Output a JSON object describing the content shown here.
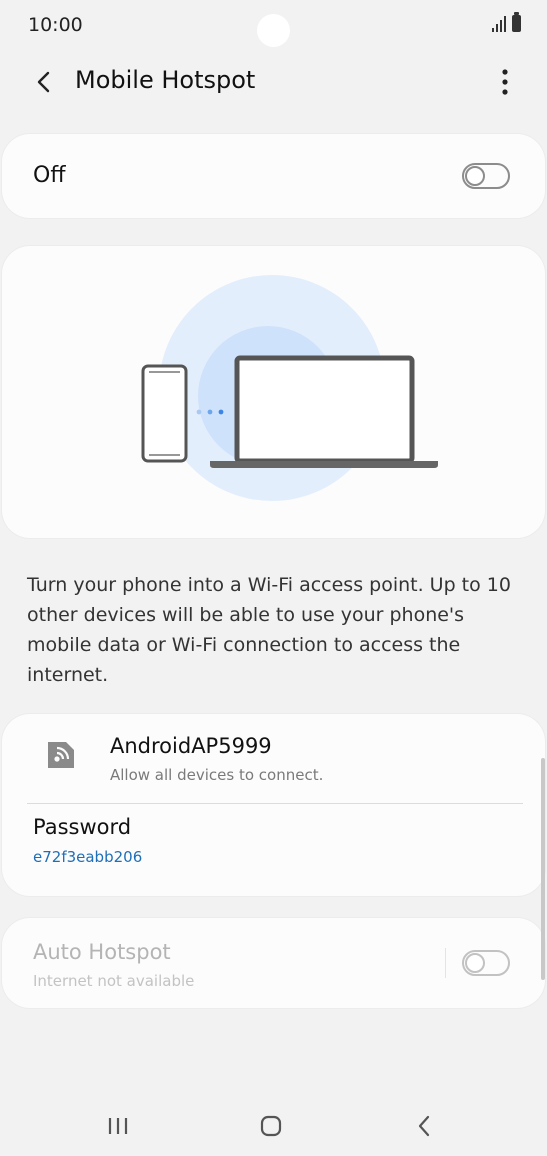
{
  "status_bar": {
    "time": "10:00"
  },
  "header": {
    "title": "Mobile Hotspot"
  },
  "hotspot_toggle": {
    "label": "Off",
    "state": "off"
  },
  "description": "Turn your phone into a Wi-Fi access point. Up to 10 other devices will be able to use your phone's mobile data or Wi-Fi connection to access the internet.",
  "network": {
    "name": "AndroidAP5999",
    "subtitle": "Allow all devices to connect.",
    "password_label": "Password",
    "password_value": "e72f3eabb206"
  },
  "auto_hotspot": {
    "title": "Auto Hotspot",
    "subtitle": "Internet not available",
    "state": "off",
    "enabled": false
  },
  "colors": {
    "background": "#f2f2f2",
    "card": "#fcfcfc",
    "accent_link": "#1f6fb8",
    "illustration_glow": "#cfe2fb"
  },
  "icons": {
    "back": "back-arrow-icon",
    "more": "more-options-icon",
    "network": "wifi-hotspot-icon",
    "phone": "phone-illustration-icon",
    "laptop": "laptop-illustration-icon"
  }
}
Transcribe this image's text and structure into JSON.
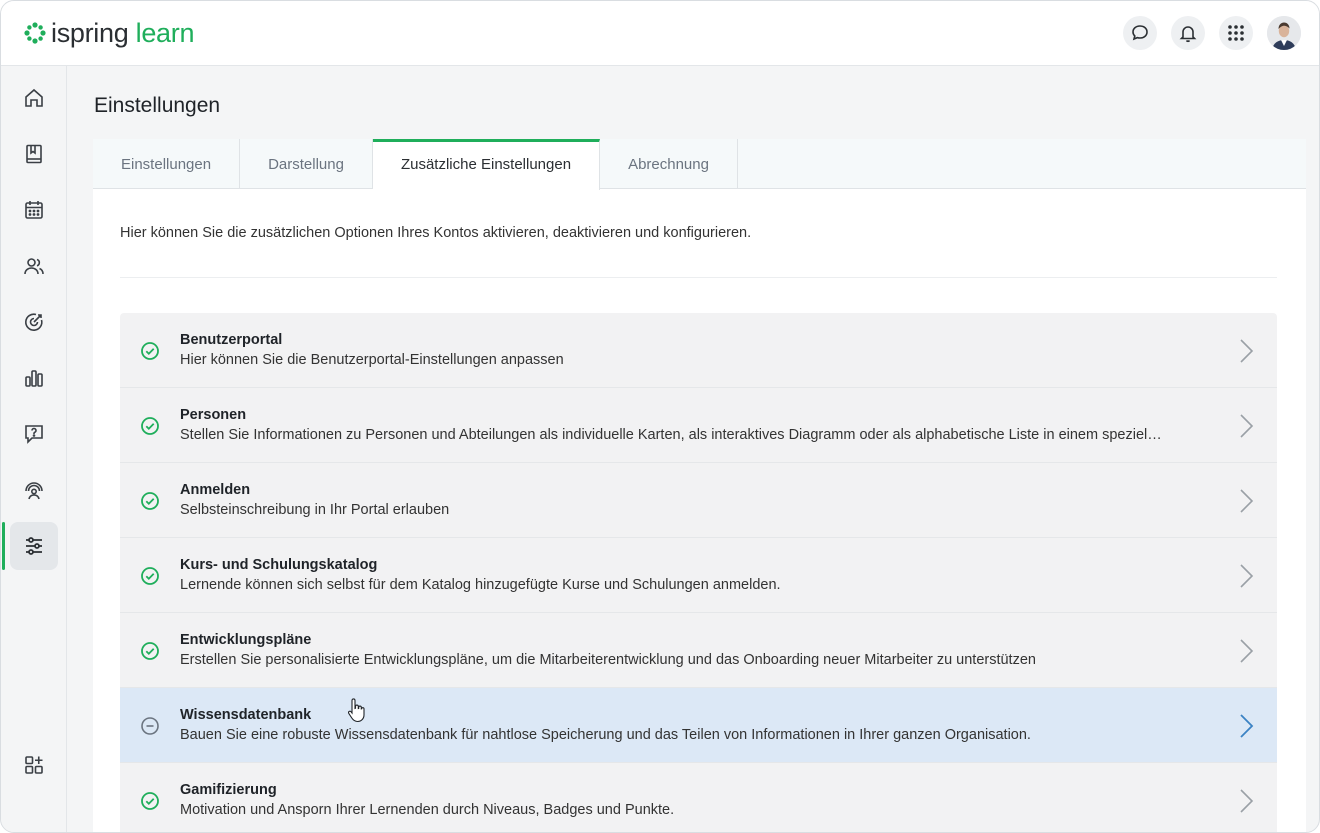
{
  "header": {
    "logo_text_main": "ispring",
    "logo_text_accent": "learn",
    "brand_color": "#1fae5b"
  },
  "sidebar": {
    "items": [
      {
        "name": "home",
        "icon": "home-icon",
        "active": false
      },
      {
        "name": "library",
        "icon": "book-icon",
        "active": false
      },
      {
        "name": "calendar",
        "icon": "calendar-icon",
        "active": false
      },
      {
        "name": "users",
        "icon": "users-icon",
        "active": false
      },
      {
        "name": "goals",
        "icon": "target-icon",
        "active": false
      },
      {
        "name": "reports",
        "icon": "bar-chart-icon",
        "active": false
      },
      {
        "name": "questions",
        "icon": "question-chat-icon",
        "active": false
      },
      {
        "name": "support",
        "icon": "headset-icon",
        "active": false
      },
      {
        "name": "settings",
        "icon": "sliders-icon",
        "active": true
      }
    ],
    "bottom_item": {
      "name": "add-apps",
      "icon": "apps-add-icon"
    }
  },
  "page": {
    "title": "Einstellungen",
    "tabs": [
      {
        "label": "Einstellungen",
        "active": false
      },
      {
        "label": "Darstellung",
        "active": false
      },
      {
        "label": "Zusätzliche Einstellungen",
        "active": true
      },
      {
        "label": "Abrechnung",
        "active": false
      }
    ],
    "intro": "Hier können Sie die zusätzlichen Optionen Ihres Kontos aktivieren, deaktivieren und konfigurieren.",
    "options": [
      {
        "title": "Benutzerportal",
        "desc": "Hier können Sie die Benutzerportal-Einstellungen anpassen",
        "enabled": true
      },
      {
        "title": "Personen",
        "desc": "Stellen Sie Informationen zu Personen und Abteilungen als individuelle Karten, als interaktives Diagramm oder als alphabetische Liste in einem speziel…",
        "enabled": true
      },
      {
        "title": "Anmelden",
        "desc": "Selbsteinschreibung in Ihr Portal erlauben",
        "enabled": true
      },
      {
        "title": "Kurs- und Schulungskatalog",
        "desc": "Lernende können sich selbst für dem Katalog hinzugefügte Kurse und Schulungen anmelden.",
        "enabled": true
      },
      {
        "title": "Entwicklungspläne",
        "desc": "Erstellen Sie personalisierte Entwicklungspläne, um die Mitarbeiterentwicklung und das Onboarding neuer Mitarbeiter zu unterstützen",
        "enabled": true
      },
      {
        "title": "Wissensdatenbank",
        "desc": "Bauen Sie eine robuste Wissensdatenbank für nahtlose Speicherung und das Teilen von Informationen in Ihrer ganzen Organisation.",
        "enabled": false,
        "hovered": true
      },
      {
        "title": "Gamifizierung",
        "desc": "Motivation und Ansporn Ihrer Lernenden durch Niveaus, Badges und Punkte.",
        "enabled": true
      }
    ]
  }
}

________________________

_What is expected_.
Above are the records. Copy every line in them holding "Hier".

_Result of the task_.
    "intro": "Hier können Sie die zusätzlichen Optionen Ihres Kontos aktivieren, deaktivieren und konfigurieren.",
        "desc": "Hier können Sie die Benutzerportal-Einstellungen anpassen",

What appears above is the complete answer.